=== Supplied records ===

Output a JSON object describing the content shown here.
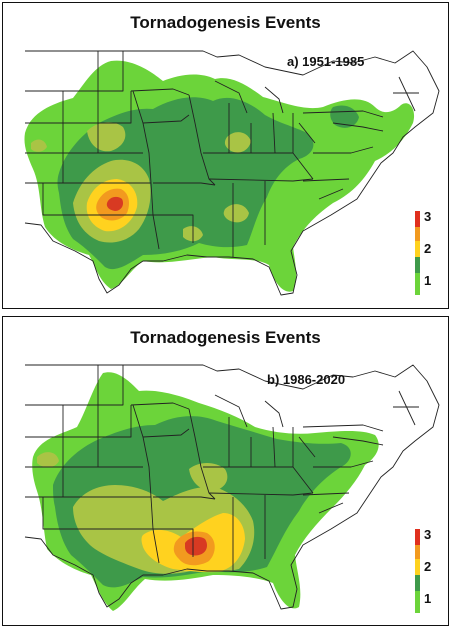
{
  "panels": [
    {
      "title": "Tornadogenesis Events",
      "subtitle": "a) 1951-1985"
    },
    {
      "title": "Tornadogenesis Events",
      "subtitle": "b) 1986-2020"
    }
  ],
  "legend": {
    "ticks": [
      "3",
      "2",
      "1"
    ],
    "scale": [
      {
        "level": 1,
        "color": "#66dd33"
      },
      {
        "level": 1.5,
        "color": "#33a043"
      },
      {
        "level": 2,
        "color": "#aacc44"
      },
      {
        "level": 2.5,
        "color": "#ffd21f"
      },
      {
        "level": 3,
        "color": "#e0301e"
      }
    ]
  },
  "colors": {
    "low": "#6cd43a",
    "mid": "#3e9a4a",
    "olive": "#a9c445",
    "yellow": "#ffd21f",
    "orange": "#f29a1f",
    "red": "#d83a22"
  }
}
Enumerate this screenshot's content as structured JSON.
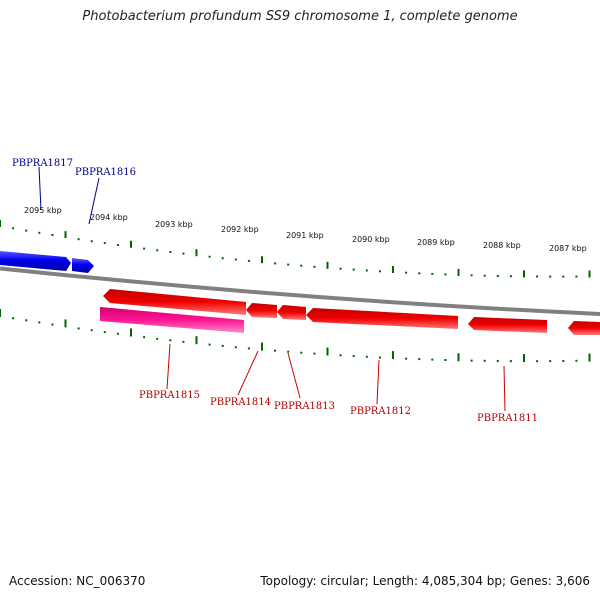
{
  "title": "Photobacterium profundum SS9 chromosome 1, complete genome",
  "footer": {
    "accession": "Accession: NC_006370",
    "summary": "Topology: circular; Length: 4,085,304 bp; Genes: 3,606"
  },
  "scale_labels": [
    "2095 kbp",
    "2094 kbp",
    "2093 kbp",
    "2092 kbp",
    "2091 kbp",
    "2090 kbp",
    "2089 kbp",
    "2088 kbp",
    "2087 kbp"
  ],
  "genes": {
    "forward": [
      {
        "id": "fwd-a",
        "label": "PBPRA1817",
        "color": "#0000ee"
      },
      {
        "id": "fwd-b",
        "label": "PBPRA1816",
        "color": "#0000ee"
      }
    ],
    "reverse": [
      {
        "id": "rev-a",
        "label": "PBPRA1815",
        "color": "#ff1493"
      },
      {
        "id": "rev-b",
        "label": "PBPRA1814",
        "color": "#ee0000"
      },
      {
        "id": "rev-c",
        "label": "PBPRA1813",
        "color": "#ee0000"
      },
      {
        "id": "rev-d",
        "label": "PBPRA1812",
        "color": "#ee0000"
      },
      {
        "id": "rev-e",
        "label": "PBPRA1811",
        "color": "#ee0000"
      }
    ]
  },
  "colors": {
    "forward_gene": "#0000ee",
    "reverse_gene": "#ee0000",
    "pseudo_gene": "#ff1493",
    "backbone": "#808080",
    "ticks": "#006400",
    "forward_label": "#00008b",
    "reverse_label": "#b00000"
  }
}
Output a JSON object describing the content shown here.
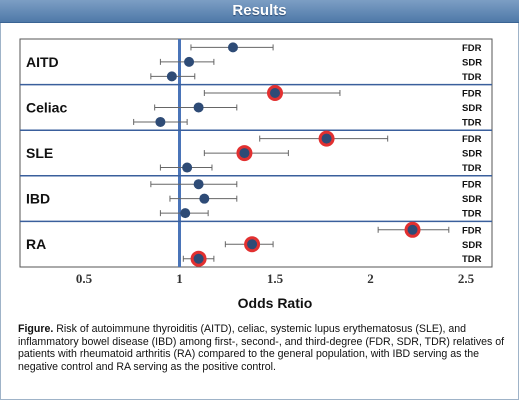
{
  "header": {
    "title": "Results"
  },
  "caption": {
    "label": "Figure.",
    "text": "Risk of autoimmune thyroiditis (AITD), celiac, systemic lupus erythematosus (SLE), and inflammatory bowel disease (IBD) among first-, second-, and third-degree (FDR, SDR, TDR) relatives of patients with rheumatoid arthritis (RA) compared to the general population, with IBD serving as the negative control and RA serving as the positive control."
  },
  "colors": {
    "header": "#5a82b0",
    "point": "#2e4b76",
    "highlight": "#e23030",
    "reference_line": "#4a74b8",
    "separator": "#3a5f9c"
  },
  "chart_data": {
    "type": "forest",
    "xlabel": "Odds Ratio",
    "xlim": [
      0.35,
      2.62
    ],
    "xticks": [
      0.5,
      1,
      1.5,
      2,
      2.5
    ],
    "xtick_labels": [
      "0.5",
      "1",
      "1.5",
      "2",
      "2.5"
    ],
    "reference_line": 1,
    "groups": [
      {
        "name": "AITD",
        "rows": [
          {
            "label": "FDR",
            "or": 1.28,
            "lo": 1.06,
            "hi": 1.49,
            "significant": false
          },
          {
            "label": "SDR",
            "or": 1.05,
            "lo": 0.9,
            "hi": 1.18,
            "significant": false
          },
          {
            "label": "TDR",
            "or": 0.96,
            "lo": 0.85,
            "hi": 1.08,
            "significant": false
          }
        ]
      },
      {
        "name": "Celiac",
        "rows": [
          {
            "label": "FDR",
            "or": 1.5,
            "lo": 1.13,
            "hi": 1.84,
            "significant": true
          },
          {
            "label": "SDR",
            "or": 1.1,
            "lo": 0.87,
            "hi": 1.3,
            "significant": false
          },
          {
            "label": "TDR",
            "or": 0.9,
            "lo": 0.76,
            "hi": 1.04,
            "significant": false
          }
        ]
      },
      {
        "name": "SLE",
        "rows": [
          {
            "label": "FDR",
            "or": 1.77,
            "lo": 1.42,
            "hi": 2.09,
            "significant": true
          },
          {
            "label": "SDR",
            "or": 1.34,
            "lo": 1.13,
            "hi": 1.57,
            "significant": true
          },
          {
            "label": "TDR",
            "or": 1.04,
            "lo": 0.9,
            "hi": 1.17,
            "significant": false
          }
        ]
      },
      {
        "name": "IBD",
        "rows": [
          {
            "label": "FDR",
            "or": 1.1,
            "lo": 0.85,
            "hi": 1.3,
            "significant": false
          },
          {
            "label": "SDR",
            "or": 1.13,
            "lo": 0.95,
            "hi": 1.3,
            "significant": false
          },
          {
            "label": "TDR",
            "or": 1.03,
            "lo": 0.9,
            "hi": 1.15,
            "significant": false
          }
        ]
      },
      {
        "name": "RA",
        "rows": [
          {
            "label": "FDR",
            "or": 2.22,
            "lo": 2.04,
            "hi": 2.41,
            "significant": true
          },
          {
            "label": "SDR",
            "or": 1.38,
            "lo": 1.24,
            "hi": 1.49,
            "significant": true
          },
          {
            "label": "TDR",
            "or": 1.1,
            "lo": 1.02,
            "hi": 1.18,
            "significant": true
          }
        ]
      }
    ]
  }
}
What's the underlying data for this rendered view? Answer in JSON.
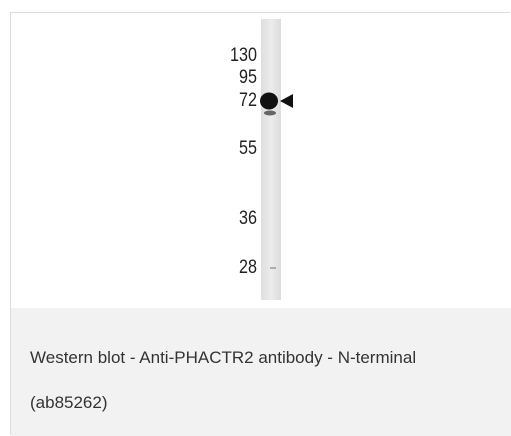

===

## Problem description
In the copy, include each entry exactly as written and none of the pictures.

## Your solution
Output a JSON object describing the content shown here.
{
  "panels": [
    {
      "title": "Tornadogenesis Events",
      "subtitle": "a) 1951-1985"
    },
    {
      "title": "Tornadogenesis Events",
      "subtitle": "b) 1986-2020"
    }
  ],
  "legend": {
    "ticks": [
      "3",
      "2",
      "1"
    ],
    "scale": [
      {
        "level": 1,
        "color": "#66dd33"
      },
      {
        "level": 1.5,
        "color": "#33a043"
      },
      {
        "level": 2,
        "color": "#aacc44"
      },
      {
        "level": 2.5,
        "color": "#ffd21f"
      },
      {
        "level": 3,
        "color": "#e0301e"
      }
    ]
  },
  "colors": {
    "low": "#6cd43a",
    "mid": "#3e9a4a",
    "olive": "#a9c445",
    "yellow": "#ffd21f",
    "orange": "#f29a1f",
    "red": "#d83a22"
  }
}
Enumerate this screenshot's content as structured JSON.
{
  "title": "Photobacterium profundum SS9 chromosome 1, complete genome",
  "footer": {
    "accession": "Accession: NC_006370",
    "summary": "Topology: circular; Length: 4,085,304 bp; Genes: 3,606"
  },
  "scale_labels": [
    "2095 kbp",
    "2094 kbp",
    "2093 kbp",
    "2092 kbp",
    "2091 kbp",
    "2090 kbp",
    "2089 kbp",
    "2088 kbp",
    "2087 kbp"
  ],
  "genes": {
    "forward": [
      {
        "id": "fwd-a",
        "label": "PBPRA1817",
        "color": "#0000ee"
      },
      {
        "id": "fwd-b",
        "label": "PBPRA1816",
        "color": "#0000ee"
      }
    ],
    "reverse": [
      {
        "id": "rev-a",
        "label": "PBPRA1815",
        "color": "#ff1493"
      },
      {
        "id": "rev-b",
        "label": "PBPRA1814",
        "color": "#ee0000"
      },
      {
        "id": "rev-c",
        "label": "PBPRA1813",
        "color": "#ee0000"
      },
      {
        "id": "rev-d",
        "label": "PBPRA1812",
        "color": "#ee0000"
      },
      {
        "id": "rev-e",
        "label": "PBPRA1811",
        "color": "#ee0000"
      }
    ]
  },
  "colors": {
    "forward_gene": "#0000ee",
    "reverse_gene": "#ee0000",
    "pseudo_gene": "#ff1493",
    "backbone": "#808080",
    "ticks": "#006400",
    "forward_label": "#00008b",
    "reverse_label": "#b00000"
  }
}
Output a JSON object describing the content shown here.
{
  "header": {
    "title": "Results"
  },
  "caption": {
    "label": "Figure.",
    "text": "Risk of autoimmune thyroiditis (AITD), celiac, systemic lupus erythematosus (SLE), and inflammatory bowel disease (IBD) among first-, second-, and third-degree (FDR, SDR, TDR) relatives of patients with rheumatoid arthritis (RA) compared to the general population, with IBD serving as the negative control and RA serving as the positive control."
  },
  "colors": {
    "header": "#5a82b0",
    "point": "#2e4b76",
    "highlight": "#e23030",
    "reference_line": "#4a74b8",
    "separator": "#3a5f9c"
  },
  "chart_data": {
    "type": "forest",
    "xlabel": "Odds Ratio",
    "xlim": [
      0.35,
      2.62
    ],
    "xticks": [
      0.5,
      1,
      1.5,
      2,
      2.5
    ],
    "xtick_labels": [
      "0.5",
      "1",
      "1.5",
      "2",
      "2.5"
    ],
    "reference_line": 1,
    "groups": [
      {
        "name": "AITD",
        "rows": [
          {
            "label": "FDR",
            "or": 1.28,
            "lo": 1.06,
            "hi": 1.49,
            "significant": false
          },
          {
            "label": "SDR",
            "or": 1.05,
            "lo": 0.9,
            "hi": 1.18,
            "significant": false
          },
          {
            "label": "TDR",
            "or": 0.96,
            "lo": 0.85,
            "hi": 1.08,
            "significant": false
          }
        ]
      },
      {
        "name": "Celiac",
        "rows": [
          {
            "label": "FDR",
            "or": 1.5,
            "lo": 1.13,
            "hi": 1.84,
            "significant": true
          },
          {
            "label": "SDR",
            "or": 1.1,
            "lo": 0.87,
            "hi": 1.3,
            "significant": false
          },
          {
            "label": "TDR",
            "or": 0.9,
            "lo": 0.76,
            "hi": 1.04,
            "significant": false
          }
        ]
      },
      {
        "name": "SLE",
        "rows": [
          {
            "label": "FDR",
            "or": 1.77,
            "lo": 1.42,
            "hi": 2.09,
            "significant": true
          },
          {
            "label": "SDR",
            "or": 1.34,
            "lo": 1.13,
            "hi": 1.57,
            "significant": true
          },
          {
            "label": "TDR",
            "or": 1.04,
            "lo": 0.9,
            "hi": 1.17,
            "significant": false
          }
        ]
      },
      {
        "name": "IBD",
        "rows": [
          {
            "label": "FDR",
            "or": 1.1,
            "lo": 0.85,
            "hi": 1.3,
            "significant": false
          },
          {
            "label": "SDR",
            "or": 1.13,
            "lo": 0.95,
            "hi": 1.3,
            "significant": false
          },
          {
            "label": "TDR",
            "or": 1.03,
            "lo": 0.9,
            "hi": 1.15,
            "significant": false
          }
        ]
      },
      {
        "name": "RA",
        "rows": [
          {
            "label": "FDR",
            "or": 2.22,
            "lo": 2.04,
            "hi": 2.41,
            "significant": true
          },
          {
            "label": "SDR",
            "or": 1.38,
            "lo": 1.24,
            "hi": 1.49,
            "significant": true
          },
          {
            "label": "TDR",
            "or": 1.1,
            "lo": 1.02,
            "hi": 1.18,
            "significant": true
          }
        ]
      }
    ]
  }
}
What's the underlying data for this rendered view? Answer in JSON.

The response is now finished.